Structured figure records
+++
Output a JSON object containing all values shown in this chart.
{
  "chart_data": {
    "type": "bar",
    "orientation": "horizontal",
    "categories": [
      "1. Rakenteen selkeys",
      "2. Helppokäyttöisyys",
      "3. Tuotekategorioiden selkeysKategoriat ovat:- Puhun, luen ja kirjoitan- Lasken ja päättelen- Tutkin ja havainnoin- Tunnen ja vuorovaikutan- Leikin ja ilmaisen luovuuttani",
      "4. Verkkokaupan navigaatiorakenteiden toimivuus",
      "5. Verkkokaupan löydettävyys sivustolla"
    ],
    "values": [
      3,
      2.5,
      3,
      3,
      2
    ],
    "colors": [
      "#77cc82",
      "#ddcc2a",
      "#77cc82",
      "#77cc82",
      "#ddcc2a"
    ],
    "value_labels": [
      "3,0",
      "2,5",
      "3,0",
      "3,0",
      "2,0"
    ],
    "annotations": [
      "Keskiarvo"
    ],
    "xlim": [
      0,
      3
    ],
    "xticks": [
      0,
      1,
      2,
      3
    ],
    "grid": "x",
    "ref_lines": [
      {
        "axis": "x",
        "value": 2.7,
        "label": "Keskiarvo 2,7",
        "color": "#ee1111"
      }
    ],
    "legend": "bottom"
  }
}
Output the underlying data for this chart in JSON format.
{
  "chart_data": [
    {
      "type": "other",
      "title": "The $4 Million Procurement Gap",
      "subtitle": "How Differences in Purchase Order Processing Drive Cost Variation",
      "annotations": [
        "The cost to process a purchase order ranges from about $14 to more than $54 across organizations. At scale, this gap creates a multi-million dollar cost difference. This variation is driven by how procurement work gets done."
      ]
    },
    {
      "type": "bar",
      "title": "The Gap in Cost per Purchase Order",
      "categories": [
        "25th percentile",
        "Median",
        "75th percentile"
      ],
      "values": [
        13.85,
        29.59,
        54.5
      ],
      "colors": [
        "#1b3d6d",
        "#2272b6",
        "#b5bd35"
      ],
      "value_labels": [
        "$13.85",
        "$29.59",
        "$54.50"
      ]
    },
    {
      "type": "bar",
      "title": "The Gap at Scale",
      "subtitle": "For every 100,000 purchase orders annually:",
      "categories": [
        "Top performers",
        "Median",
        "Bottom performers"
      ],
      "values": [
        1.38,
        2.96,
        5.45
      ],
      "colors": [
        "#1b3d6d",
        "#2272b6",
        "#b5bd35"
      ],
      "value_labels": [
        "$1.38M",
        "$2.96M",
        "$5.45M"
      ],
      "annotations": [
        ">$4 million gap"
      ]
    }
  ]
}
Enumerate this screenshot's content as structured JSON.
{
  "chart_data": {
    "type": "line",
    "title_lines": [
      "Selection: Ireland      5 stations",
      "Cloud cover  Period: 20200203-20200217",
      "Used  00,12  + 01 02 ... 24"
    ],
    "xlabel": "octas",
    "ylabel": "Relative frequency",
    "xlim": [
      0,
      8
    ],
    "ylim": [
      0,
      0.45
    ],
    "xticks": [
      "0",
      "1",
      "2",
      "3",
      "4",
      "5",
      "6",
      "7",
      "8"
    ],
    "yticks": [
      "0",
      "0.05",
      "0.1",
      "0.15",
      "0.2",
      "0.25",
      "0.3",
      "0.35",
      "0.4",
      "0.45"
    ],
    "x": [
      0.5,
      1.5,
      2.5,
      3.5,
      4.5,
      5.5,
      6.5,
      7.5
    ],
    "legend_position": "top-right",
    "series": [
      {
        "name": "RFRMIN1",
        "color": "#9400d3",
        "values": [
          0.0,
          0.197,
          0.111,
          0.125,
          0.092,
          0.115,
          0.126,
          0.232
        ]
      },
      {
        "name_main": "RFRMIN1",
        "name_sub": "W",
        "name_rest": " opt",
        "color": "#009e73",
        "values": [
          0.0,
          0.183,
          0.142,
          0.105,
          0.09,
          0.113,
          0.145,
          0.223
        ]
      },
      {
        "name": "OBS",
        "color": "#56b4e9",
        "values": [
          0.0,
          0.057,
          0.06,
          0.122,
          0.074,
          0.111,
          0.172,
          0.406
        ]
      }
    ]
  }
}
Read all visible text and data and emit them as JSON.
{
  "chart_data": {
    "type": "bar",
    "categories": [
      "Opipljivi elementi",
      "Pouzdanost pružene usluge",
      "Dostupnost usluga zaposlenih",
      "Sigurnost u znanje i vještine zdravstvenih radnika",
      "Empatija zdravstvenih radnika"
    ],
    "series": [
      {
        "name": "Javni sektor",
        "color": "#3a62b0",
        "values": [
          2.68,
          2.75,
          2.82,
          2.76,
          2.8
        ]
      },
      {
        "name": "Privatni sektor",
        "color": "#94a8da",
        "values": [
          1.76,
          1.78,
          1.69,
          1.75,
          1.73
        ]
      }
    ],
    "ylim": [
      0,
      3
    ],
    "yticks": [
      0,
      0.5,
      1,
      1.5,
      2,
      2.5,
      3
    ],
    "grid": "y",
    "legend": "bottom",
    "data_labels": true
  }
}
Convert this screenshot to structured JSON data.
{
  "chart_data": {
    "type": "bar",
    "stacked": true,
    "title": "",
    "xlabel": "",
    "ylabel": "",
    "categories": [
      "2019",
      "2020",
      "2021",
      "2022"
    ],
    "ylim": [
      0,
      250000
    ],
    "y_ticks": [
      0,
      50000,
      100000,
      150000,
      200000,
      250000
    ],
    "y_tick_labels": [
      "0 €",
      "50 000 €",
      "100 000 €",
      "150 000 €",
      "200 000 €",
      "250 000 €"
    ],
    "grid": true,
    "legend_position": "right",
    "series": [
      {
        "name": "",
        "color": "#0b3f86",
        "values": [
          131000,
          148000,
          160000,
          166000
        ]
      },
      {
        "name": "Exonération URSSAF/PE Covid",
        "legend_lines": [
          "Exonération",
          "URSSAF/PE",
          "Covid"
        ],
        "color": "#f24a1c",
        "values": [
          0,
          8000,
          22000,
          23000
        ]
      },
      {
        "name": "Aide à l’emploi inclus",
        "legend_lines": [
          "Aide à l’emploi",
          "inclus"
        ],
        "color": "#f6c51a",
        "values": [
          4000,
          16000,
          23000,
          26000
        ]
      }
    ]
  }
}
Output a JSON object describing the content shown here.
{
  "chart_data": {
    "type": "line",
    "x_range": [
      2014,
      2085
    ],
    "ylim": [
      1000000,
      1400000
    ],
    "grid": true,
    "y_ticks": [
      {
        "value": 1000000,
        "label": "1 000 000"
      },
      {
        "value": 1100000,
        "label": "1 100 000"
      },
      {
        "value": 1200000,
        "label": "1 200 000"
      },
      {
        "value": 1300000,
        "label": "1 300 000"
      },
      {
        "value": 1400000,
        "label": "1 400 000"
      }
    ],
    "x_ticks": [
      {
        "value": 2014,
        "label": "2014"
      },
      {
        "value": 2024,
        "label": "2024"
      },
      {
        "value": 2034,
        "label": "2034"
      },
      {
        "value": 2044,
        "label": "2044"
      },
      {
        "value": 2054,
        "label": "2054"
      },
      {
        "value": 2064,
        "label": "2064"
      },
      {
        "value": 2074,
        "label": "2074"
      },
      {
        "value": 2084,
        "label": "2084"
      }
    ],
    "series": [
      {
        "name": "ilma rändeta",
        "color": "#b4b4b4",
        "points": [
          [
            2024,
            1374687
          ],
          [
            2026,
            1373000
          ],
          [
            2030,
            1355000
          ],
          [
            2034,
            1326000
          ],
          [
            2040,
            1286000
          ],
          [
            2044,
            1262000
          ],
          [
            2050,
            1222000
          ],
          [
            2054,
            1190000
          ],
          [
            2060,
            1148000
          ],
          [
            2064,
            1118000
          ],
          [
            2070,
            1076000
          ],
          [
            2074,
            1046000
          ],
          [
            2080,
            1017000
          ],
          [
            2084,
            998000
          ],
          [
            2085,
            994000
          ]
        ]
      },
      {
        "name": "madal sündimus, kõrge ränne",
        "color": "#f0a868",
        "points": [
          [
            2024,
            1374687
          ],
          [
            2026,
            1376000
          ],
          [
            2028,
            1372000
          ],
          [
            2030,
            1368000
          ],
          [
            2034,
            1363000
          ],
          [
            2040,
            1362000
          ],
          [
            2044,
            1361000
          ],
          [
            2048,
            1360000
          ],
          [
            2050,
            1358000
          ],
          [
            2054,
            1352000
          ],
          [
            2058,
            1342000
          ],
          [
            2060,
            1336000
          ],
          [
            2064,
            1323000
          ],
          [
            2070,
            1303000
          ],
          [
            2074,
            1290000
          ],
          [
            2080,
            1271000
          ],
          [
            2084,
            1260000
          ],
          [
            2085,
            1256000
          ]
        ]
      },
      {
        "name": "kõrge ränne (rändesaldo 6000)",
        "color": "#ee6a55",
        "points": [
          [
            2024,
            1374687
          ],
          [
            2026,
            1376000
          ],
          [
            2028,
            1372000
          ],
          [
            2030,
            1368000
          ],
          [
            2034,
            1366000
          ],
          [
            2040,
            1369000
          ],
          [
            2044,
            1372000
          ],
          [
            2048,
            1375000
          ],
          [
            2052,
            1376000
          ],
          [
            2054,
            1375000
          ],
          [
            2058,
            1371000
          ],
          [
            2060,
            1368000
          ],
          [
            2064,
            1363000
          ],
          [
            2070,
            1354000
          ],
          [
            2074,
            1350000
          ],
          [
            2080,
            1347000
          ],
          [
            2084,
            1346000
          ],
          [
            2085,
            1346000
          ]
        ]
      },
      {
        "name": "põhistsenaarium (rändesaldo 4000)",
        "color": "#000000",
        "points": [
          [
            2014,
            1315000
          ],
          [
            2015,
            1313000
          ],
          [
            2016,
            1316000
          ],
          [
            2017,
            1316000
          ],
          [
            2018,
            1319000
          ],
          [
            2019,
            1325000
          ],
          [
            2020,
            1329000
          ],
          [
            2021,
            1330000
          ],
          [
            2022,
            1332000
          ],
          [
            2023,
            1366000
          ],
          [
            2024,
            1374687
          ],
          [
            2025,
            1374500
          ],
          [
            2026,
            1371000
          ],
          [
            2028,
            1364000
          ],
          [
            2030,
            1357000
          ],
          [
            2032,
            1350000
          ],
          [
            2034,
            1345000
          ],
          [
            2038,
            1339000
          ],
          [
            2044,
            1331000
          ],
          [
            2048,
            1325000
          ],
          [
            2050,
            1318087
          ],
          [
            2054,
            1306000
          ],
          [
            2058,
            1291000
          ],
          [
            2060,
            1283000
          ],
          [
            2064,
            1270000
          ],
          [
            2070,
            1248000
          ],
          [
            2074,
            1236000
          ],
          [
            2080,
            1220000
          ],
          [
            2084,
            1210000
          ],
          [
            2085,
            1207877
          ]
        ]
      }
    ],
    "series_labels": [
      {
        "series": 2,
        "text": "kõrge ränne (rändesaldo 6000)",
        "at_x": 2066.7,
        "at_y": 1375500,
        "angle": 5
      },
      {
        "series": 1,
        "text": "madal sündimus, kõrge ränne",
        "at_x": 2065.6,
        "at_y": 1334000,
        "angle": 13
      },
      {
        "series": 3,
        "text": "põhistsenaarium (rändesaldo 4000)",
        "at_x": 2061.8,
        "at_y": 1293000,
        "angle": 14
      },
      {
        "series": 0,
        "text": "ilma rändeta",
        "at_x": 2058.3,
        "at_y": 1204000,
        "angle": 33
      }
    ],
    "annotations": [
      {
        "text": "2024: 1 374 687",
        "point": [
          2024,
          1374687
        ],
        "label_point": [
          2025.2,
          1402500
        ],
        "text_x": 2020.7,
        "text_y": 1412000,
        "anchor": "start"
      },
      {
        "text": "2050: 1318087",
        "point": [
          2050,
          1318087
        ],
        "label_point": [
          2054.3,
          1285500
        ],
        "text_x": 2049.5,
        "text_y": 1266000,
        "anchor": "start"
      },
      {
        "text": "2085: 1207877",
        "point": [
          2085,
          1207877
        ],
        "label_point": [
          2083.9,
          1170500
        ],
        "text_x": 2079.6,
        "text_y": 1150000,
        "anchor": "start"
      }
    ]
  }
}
+++
DIRECTIONS FOR THIS TASK: Filter the records above for "sündimus" and copy every matching line.

OUTPUT:
        "name": "madal sündimus, kõrge ränne",
        "text": "madal sündimus, kõrge ränne",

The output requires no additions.